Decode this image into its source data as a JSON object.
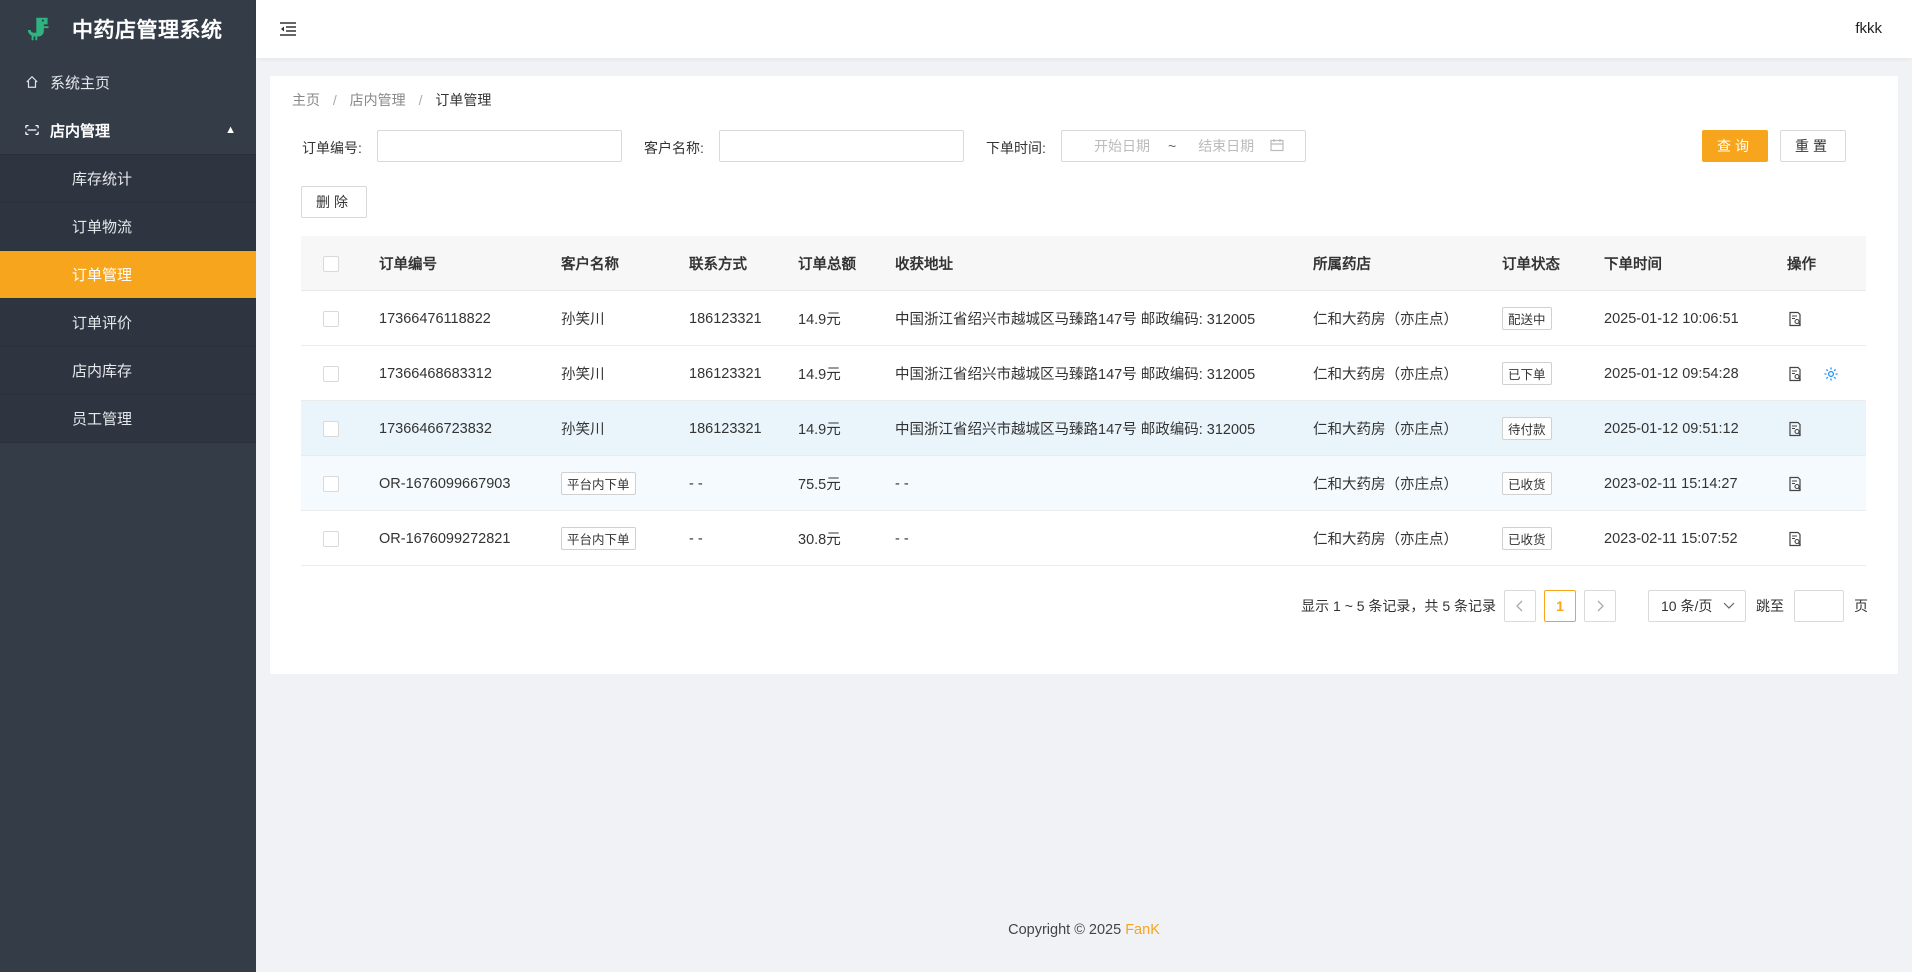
{
  "app": {
    "title": "中药店管理系统",
    "username": "fkkk",
    "accent_color": "#f7a51c"
  },
  "sidebar": {
    "home_label": "系统主页",
    "group_label": "店内管理",
    "items": [
      {
        "label": "库存统计"
      },
      {
        "label": "订单物流"
      },
      {
        "label": "订单管理"
      },
      {
        "label": "订单评价"
      },
      {
        "label": "店内库存"
      },
      {
        "label": "员工管理"
      }
    ]
  },
  "breadcrumb": {
    "home": "主页",
    "parent": "店内管理",
    "current": "订单管理",
    "separator": "/"
  },
  "filters": {
    "order_no_label": "订单编号:",
    "order_no_value": "",
    "customer_label": "客户名称:",
    "customer_value": "",
    "date_label": "下单时间:",
    "start_placeholder": "开始日期",
    "range_sep": "~",
    "end_placeholder": "结束日期",
    "query_label": "查询",
    "reset_label": "重置"
  },
  "toolbar": {
    "delete_label": "删除"
  },
  "table": {
    "columns": [
      "订单编号",
      "客户名称",
      "联系方式",
      "订单总额",
      "收获地址",
      "所属药店",
      "订单状态",
      "下单时间",
      "操作"
    ],
    "rows": [
      {
        "order_no": "17366476118822",
        "customer": "孙笑川",
        "customer_is_tag": false,
        "phone": "186123321",
        "amount": "14.9元",
        "address": "中国浙江省绍兴市越城区马臻路147号 邮政编码: 312005",
        "store": "仁和大药房（亦庄点）",
        "status": "配送中",
        "time": "2025-01-12 10:06:51",
        "has_settings": false
      },
      {
        "order_no": "17366468683312",
        "customer": "孙笑川",
        "customer_is_tag": false,
        "phone": "186123321",
        "amount": "14.9元",
        "address": "中国浙江省绍兴市越城区马臻路147号 邮政编码: 312005",
        "store": "仁和大药房（亦庄点）",
        "status": "已下单",
        "time": "2025-01-12 09:54:28",
        "has_settings": true
      },
      {
        "order_no": "17366466723832",
        "customer": "孙笑川",
        "customer_is_tag": false,
        "phone": "186123321",
        "amount": "14.9元",
        "address": "中国浙江省绍兴市越城区马臻路147号 邮政编码: 312005",
        "store": "仁和大药房（亦庄点）",
        "status": "待付款",
        "time": "2025-01-12 09:51:12",
        "has_settings": false
      },
      {
        "order_no": "OR-1676099667903",
        "customer": "平台内下单",
        "customer_is_tag": true,
        "phone": "- -",
        "amount": "75.5元",
        "address": "- -",
        "store": "仁和大药房（亦庄点）",
        "status": "已收货",
        "time": "2023-02-11 15:14:27",
        "has_settings": false
      },
      {
        "order_no": "OR-1676099272821",
        "customer": "平台内下单",
        "customer_is_tag": true,
        "phone": "- -",
        "amount": "30.8元",
        "address": "- -",
        "store": "仁和大药房（亦庄点）",
        "status": "已收货",
        "time": "2023-02-11 15:07:52",
        "has_settings": false
      }
    ]
  },
  "pagination": {
    "summary": "显示 1 ~ 5 条记录，共 5 条记录",
    "current_page": "1",
    "page_size": "10 条/页",
    "jump_label": "跳至",
    "page_suffix": "页"
  },
  "footer": {
    "copyright": "Copyright © 2025",
    "brand": "FanK"
  }
}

◆ **Short exercise**: Each record above is to be restated exactly, with its pictures removed from the copy.

◆ **The answer**:
Decode this image into its source data as a JSON object.
{
  "app": {
    "title": "中药店管理系统",
    "username": "fkkk",
    "accent_color": "#f7a51c"
  },
  "sidebar": {
    "home_label": "系统主页",
    "group_label": "店内管理",
    "items": [
      {
        "label": "库存统计"
      },
      {
        "label": "订单物流"
      },
      {
        "label": "订单管理"
      },
      {
        "label": "订单评价"
      },
      {
        "label": "店内库存"
      },
      {
        "label": "员工管理"
      }
    ]
  },
  "breadcrumb": {
    "home": "主页",
    "parent": "店内管理",
    "current": "订单管理",
    "separator": "/"
  },
  "filters": {
    "order_no_label": "订单编号:",
    "order_no_value": "",
    "customer_label": "客户名称:",
    "customer_value": "",
    "date_label": "下单时间:",
    "start_placeholder": "开始日期",
    "range_sep": "~",
    "end_placeholder": "结束日期",
    "query_label": "查询",
    "reset_label": "重置"
  },
  "toolbar": {
    "delete_label": "删除"
  },
  "table": {
    "columns": [
      "订单编号",
      "客户名称",
      "联系方式",
      "订单总额",
      "收获地址",
      "所属药店",
      "订单状态",
      "下单时间",
      "操作"
    ],
    "rows": [
      {
        "order_no": "17366476118822",
        "customer": "孙笑川",
        "customer_is_tag": false,
        "phone": "186123321",
        "amount": "14.9元",
        "address": "中国浙江省绍兴市越城区马臻路147号 邮政编码: 312005",
        "store": "仁和大药房（亦庄点）",
        "status": "配送中",
        "time": "2025-01-12 10:06:51",
        "has_settings": false
      },
      {
        "order_no": "17366468683312",
        "customer": "孙笑川",
        "customer_is_tag": false,
        "phone": "186123321",
        "amount": "14.9元",
        "address": "中国浙江省绍兴市越城区马臻路147号 邮政编码: 312005",
        "store": "仁和大药房（亦庄点）",
        "status": "已下单",
        "time": "2025-01-12 09:54:28",
        "has_settings": true
      },
      {
        "order_no": "17366466723832",
        "customer": "孙笑川",
        "customer_is_tag": false,
        "phone": "186123321",
        "amount": "14.9元",
        "address": "中国浙江省绍兴市越城区马臻路147号 邮政编码: 312005",
        "store": "仁和大药房（亦庄点）",
        "status": "待付款",
        "time": "2025-01-12 09:51:12",
        "has_settings": false
      },
      {
        "order_no": "OR-1676099667903",
        "customer": "平台内下单",
        "customer_is_tag": true,
        "phone": "- -",
        "amount": "75.5元",
        "address": "- -",
        "store": "仁和大药房（亦庄点）",
        "status": "已收货",
        "time": "2023-02-11 15:14:27",
        "has_settings": false
      },
      {
        "order_no": "OR-1676099272821",
        "customer": "平台内下单",
        "customer_is_tag": true,
        "phone": "- -",
        "amount": "30.8元",
        "address": "- -",
        "store": "仁和大药房（亦庄点）",
        "status": "已收货",
        "time": "2023-02-11 15:07:52",
        "has_settings": false
      }
    ]
  },
  "pagination": {
    "summary": "显示 1 ~ 5 条记录，共 5 条记录",
    "current_page": "1",
    "page_size": "10 条/页",
    "jump_label": "跳至",
    "page_suffix": "页"
  },
  "footer": {
    "copyright": "Copyright © 2025",
    "brand": "FanK"
  }
}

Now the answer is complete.